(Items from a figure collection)
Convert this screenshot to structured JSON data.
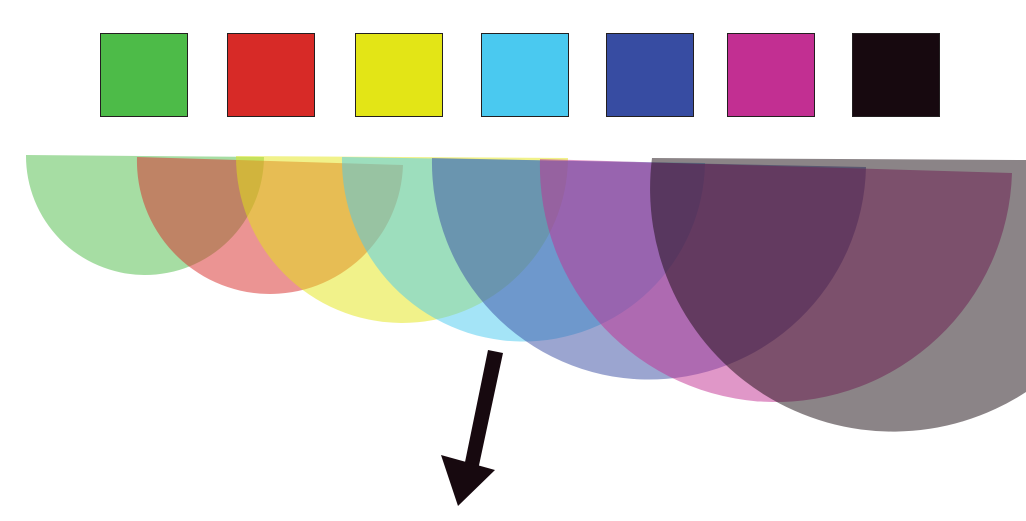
{
  "swatches": [
    {
      "name": "green",
      "color": "#4dbb48"
    },
    {
      "name": "red",
      "color": "#d72a27"
    },
    {
      "name": "yellow",
      "color": "#e3e516"
    },
    {
      "name": "cyan",
      "color": "#4ac9f0"
    },
    {
      "name": "blue",
      "color": "#374ca2"
    },
    {
      "name": "magenta",
      "color": "#c22f92"
    },
    {
      "name": "black",
      "color": "#17090f"
    }
  ],
  "overlay_opacity": 0.5,
  "arrow": {
    "color": "#17090f",
    "direction": "down"
  }
}
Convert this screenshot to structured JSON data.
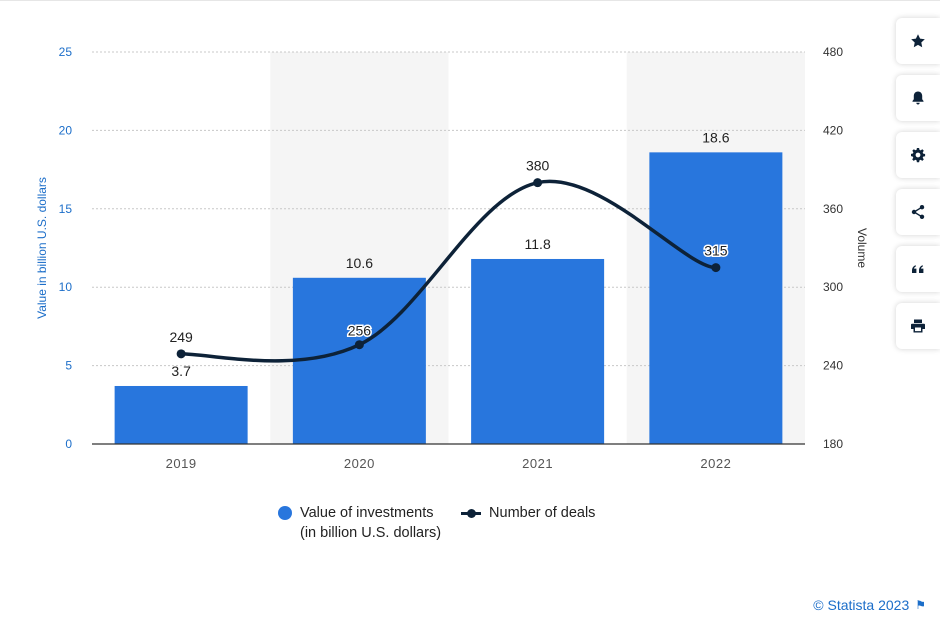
{
  "chart_data": {
    "type": "bar",
    "categories": [
      "2019",
      "2020",
      "2021",
      "2022"
    ],
    "series": [
      {
        "name": "Value of investments (in billion U.S. dollars)",
        "type": "bar",
        "axis": "left",
        "values": [
          3.7,
          10.6,
          11.8,
          18.6
        ],
        "labels": [
          "3.7",
          "10.6",
          "11.8",
          "18.6"
        ]
      },
      {
        "name": "Number of deals",
        "type": "line",
        "axis": "right",
        "values": [
          249,
          256,
          380,
          315
        ],
        "labels": [
          "249",
          "256",
          "380",
          "315"
        ]
      }
    ],
    "ylabel": "Value in billion U.S. dollars",
    "y2label": "Volume",
    "ylim": [
      0,
      25
    ],
    "y2lim": [
      180,
      480
    ],
    "yticks": [
      "0",
      "5",
      "10",
      "15",
      "20",
      "25"
    ],
    "y2ticks": [
      "180",
      "240",
      "300",
      "360",
      "420",
      "480"
    ],
    "grid": true,
    "legend": {
      "position": "bottom-center",
      "items": [
        "Value of investments",
        "Number of deals"
      ]
    }
  },
  "legend": {
    "bar_line1": "Value of investments",
    "bar_line2": "(in billion U.S. dollars)",
    "line_label": "Number of deals"
  },
  "credit": "© Statista 2023",
  "toolbar": [
    "star-icon",
    "bell-icon",
    "gear-icon",
    "share-icon",
    "quote-icon",
    "print-icon"
  ],
  "colors": {
    "bar": "#2876dd",
    "line": "#0d2238",
    "axis_left": "#1c6ec9",
    "shade": "#f5f5f5"
  }
}
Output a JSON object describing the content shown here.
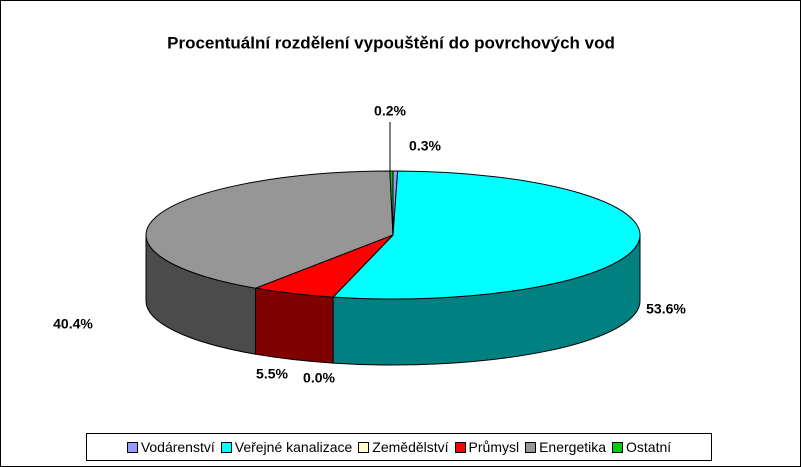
{
  "chart_data": {
    "type": "pie",
    "title": "Procentuální rozdělení vypouštění do povrchových vod",
    "categories": [
      "Vodárenství",
      "Veřejné kanalizace",
      "Zemědělství",
      "Průmysl",
      "Energetika",
      "Ostatní"
    ],
    "values": [
      0.3,
      53.6,
      0.0,
      5.5,
      40.4,
      0.2
    ],
    "value_labels": [
      "0.3%",
      "53.6%",
      "0.0%",
      "5.5%",
      "40.4%",
      "0.2%"
    ],
    "colors": [
      "#9999ff",
      "#00ffff",
      "#ffffcc",
      "#ff0000",
      "#969696",
      "#00cc00"
    ],
    "legend": "bottom"
  }
}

_What you will do_: Each line from the one containing "Output a JSON" through the last line of the listing is to be given again exactly, with no pictures and no other lines.

_Result below_:
Output a JSON object describing the content shown here.
{
  "chart_data": {
    "type": "pie",
    "title": "Procentuální rozdělení vypouštění do povrchových vod",
    "categories": [
      "Vodárenství",
      "Veřejné kanalizace",
      "Zemědělství",
      "Průmysl",
      "Energetika",
      "Ostatní"
    ],
    "values": [
      0.3,
      53.6,
      0.0,
      5.5,
      40.4,
      0.2
    ],
    "value_labels": [
      "0.3%",
      "53.6%",
      "0.0%",
      "5.5%",
      "40.4%",
      "0.2%"
    ],
    "colors": [
      "#9999ff",
      "#00ffff",
      "#ffffcc",
      "#ff0000",
      "#969696",
      "#00cc00"
    ],
    "legend": "bottom"
  }
}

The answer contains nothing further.